Problem to work on
Copy all lines holding the word "physical" from the entries.

Data records
______
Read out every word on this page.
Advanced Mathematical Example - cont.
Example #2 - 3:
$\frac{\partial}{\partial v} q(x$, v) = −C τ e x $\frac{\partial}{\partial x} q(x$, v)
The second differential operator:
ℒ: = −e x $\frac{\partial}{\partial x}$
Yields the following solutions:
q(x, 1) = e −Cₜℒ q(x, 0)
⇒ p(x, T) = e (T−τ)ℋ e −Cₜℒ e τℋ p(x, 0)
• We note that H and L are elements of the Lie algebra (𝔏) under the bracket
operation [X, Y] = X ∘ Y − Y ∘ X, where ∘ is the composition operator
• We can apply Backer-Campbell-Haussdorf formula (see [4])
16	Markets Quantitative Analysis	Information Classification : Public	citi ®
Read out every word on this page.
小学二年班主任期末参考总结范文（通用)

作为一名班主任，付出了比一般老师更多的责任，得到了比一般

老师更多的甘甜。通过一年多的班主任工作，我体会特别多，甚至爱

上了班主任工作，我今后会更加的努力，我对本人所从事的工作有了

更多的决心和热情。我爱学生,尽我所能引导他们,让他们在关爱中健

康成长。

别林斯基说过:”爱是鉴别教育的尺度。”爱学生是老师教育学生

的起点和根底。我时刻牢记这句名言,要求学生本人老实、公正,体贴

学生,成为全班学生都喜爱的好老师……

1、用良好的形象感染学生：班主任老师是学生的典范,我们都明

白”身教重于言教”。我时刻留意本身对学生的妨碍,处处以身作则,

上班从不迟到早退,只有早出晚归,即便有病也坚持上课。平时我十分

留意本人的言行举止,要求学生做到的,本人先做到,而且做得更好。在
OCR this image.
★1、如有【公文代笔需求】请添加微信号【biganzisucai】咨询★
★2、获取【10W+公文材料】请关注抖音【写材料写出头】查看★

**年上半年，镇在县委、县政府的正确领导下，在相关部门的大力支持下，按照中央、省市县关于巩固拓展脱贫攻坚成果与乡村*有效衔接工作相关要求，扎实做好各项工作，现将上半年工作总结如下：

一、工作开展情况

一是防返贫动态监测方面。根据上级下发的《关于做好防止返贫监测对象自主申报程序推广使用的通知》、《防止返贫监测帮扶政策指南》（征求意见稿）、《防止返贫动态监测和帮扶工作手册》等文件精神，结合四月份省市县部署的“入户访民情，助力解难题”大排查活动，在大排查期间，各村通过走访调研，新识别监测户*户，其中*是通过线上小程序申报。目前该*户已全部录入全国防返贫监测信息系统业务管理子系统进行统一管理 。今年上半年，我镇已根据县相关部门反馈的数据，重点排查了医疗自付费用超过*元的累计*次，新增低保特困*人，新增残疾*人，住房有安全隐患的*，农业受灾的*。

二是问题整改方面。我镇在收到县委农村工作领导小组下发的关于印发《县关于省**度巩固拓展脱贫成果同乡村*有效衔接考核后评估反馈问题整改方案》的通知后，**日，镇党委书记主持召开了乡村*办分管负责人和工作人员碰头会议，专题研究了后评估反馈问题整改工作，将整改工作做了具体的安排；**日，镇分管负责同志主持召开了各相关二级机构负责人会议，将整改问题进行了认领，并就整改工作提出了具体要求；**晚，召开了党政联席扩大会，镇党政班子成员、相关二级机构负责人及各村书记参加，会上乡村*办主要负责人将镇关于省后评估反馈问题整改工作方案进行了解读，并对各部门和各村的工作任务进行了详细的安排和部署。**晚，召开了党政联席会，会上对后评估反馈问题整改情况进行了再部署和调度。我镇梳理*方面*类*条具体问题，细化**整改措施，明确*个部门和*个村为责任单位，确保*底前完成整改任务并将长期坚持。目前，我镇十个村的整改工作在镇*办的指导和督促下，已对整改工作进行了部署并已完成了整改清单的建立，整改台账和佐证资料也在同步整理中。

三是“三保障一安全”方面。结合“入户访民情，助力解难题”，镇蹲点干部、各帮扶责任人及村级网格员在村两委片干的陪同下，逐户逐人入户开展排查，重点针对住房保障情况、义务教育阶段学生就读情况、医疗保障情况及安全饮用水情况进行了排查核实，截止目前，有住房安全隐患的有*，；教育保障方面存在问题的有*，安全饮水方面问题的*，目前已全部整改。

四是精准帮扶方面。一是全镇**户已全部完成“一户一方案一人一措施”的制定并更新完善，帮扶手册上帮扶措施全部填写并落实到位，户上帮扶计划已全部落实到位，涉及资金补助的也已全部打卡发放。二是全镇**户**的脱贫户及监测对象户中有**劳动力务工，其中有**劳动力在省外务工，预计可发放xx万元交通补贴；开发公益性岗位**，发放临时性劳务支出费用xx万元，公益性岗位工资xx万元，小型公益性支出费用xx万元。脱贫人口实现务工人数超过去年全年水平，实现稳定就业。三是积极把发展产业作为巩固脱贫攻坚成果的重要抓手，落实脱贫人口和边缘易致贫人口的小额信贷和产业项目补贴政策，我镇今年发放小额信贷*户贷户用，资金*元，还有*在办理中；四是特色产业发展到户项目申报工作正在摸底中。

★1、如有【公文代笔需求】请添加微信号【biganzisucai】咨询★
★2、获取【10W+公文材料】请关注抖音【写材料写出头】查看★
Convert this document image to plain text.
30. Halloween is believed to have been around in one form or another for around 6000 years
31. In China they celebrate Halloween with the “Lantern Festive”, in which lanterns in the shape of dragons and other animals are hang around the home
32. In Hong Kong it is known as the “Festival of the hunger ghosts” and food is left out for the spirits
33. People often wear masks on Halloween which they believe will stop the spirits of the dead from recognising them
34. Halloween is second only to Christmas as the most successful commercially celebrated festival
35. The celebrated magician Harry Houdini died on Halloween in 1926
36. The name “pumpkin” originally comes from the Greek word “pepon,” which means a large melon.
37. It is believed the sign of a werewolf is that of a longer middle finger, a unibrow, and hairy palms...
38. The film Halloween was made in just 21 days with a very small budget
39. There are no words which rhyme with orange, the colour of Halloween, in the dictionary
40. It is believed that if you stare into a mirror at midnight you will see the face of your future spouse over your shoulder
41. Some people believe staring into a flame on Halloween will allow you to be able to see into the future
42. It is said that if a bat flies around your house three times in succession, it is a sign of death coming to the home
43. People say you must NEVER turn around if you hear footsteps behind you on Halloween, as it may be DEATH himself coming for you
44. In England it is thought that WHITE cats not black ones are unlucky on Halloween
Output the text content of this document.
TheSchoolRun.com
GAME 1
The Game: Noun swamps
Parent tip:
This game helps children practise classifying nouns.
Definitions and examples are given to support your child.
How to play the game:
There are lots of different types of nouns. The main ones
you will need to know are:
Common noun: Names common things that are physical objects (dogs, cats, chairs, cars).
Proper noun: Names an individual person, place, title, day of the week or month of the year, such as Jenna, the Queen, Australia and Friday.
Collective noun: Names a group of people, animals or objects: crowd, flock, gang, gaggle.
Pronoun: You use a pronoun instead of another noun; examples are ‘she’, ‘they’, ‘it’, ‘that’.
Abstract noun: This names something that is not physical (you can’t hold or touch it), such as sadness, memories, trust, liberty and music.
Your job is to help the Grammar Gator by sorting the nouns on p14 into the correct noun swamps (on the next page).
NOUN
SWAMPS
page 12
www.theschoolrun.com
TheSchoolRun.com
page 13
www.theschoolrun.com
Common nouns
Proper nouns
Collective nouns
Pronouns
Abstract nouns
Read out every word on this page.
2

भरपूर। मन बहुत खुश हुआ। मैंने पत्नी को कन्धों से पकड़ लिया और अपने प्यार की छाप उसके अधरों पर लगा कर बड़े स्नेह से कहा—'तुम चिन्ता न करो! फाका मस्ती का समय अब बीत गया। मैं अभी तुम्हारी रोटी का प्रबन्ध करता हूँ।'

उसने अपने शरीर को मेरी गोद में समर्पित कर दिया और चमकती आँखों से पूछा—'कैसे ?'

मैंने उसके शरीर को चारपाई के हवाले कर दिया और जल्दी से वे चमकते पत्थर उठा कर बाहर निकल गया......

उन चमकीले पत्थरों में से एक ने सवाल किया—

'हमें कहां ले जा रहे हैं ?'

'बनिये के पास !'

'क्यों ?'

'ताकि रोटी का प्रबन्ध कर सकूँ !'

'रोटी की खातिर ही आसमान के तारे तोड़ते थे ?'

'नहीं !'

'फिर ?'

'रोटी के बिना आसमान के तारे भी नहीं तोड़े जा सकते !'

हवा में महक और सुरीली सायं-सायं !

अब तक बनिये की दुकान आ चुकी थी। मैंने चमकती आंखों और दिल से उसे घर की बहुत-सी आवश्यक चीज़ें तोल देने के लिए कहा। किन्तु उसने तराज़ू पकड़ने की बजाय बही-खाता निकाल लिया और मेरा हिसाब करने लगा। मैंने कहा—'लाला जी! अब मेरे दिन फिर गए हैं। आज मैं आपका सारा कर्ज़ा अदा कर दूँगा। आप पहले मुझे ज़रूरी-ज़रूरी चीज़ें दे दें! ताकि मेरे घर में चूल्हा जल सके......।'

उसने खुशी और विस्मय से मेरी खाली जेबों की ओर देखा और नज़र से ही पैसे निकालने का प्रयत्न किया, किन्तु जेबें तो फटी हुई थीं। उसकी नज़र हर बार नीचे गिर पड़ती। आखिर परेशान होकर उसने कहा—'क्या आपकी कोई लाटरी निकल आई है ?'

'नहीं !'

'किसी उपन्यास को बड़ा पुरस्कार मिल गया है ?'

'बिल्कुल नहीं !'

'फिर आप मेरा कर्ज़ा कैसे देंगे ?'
______
Result
Common noun: Names common things that are physical objects (dogs, cats, chairs, cars).
Abstract noun: This names something that is not physical (you can’t hold or touch it), such as sadness, memories, trust, liberty and music.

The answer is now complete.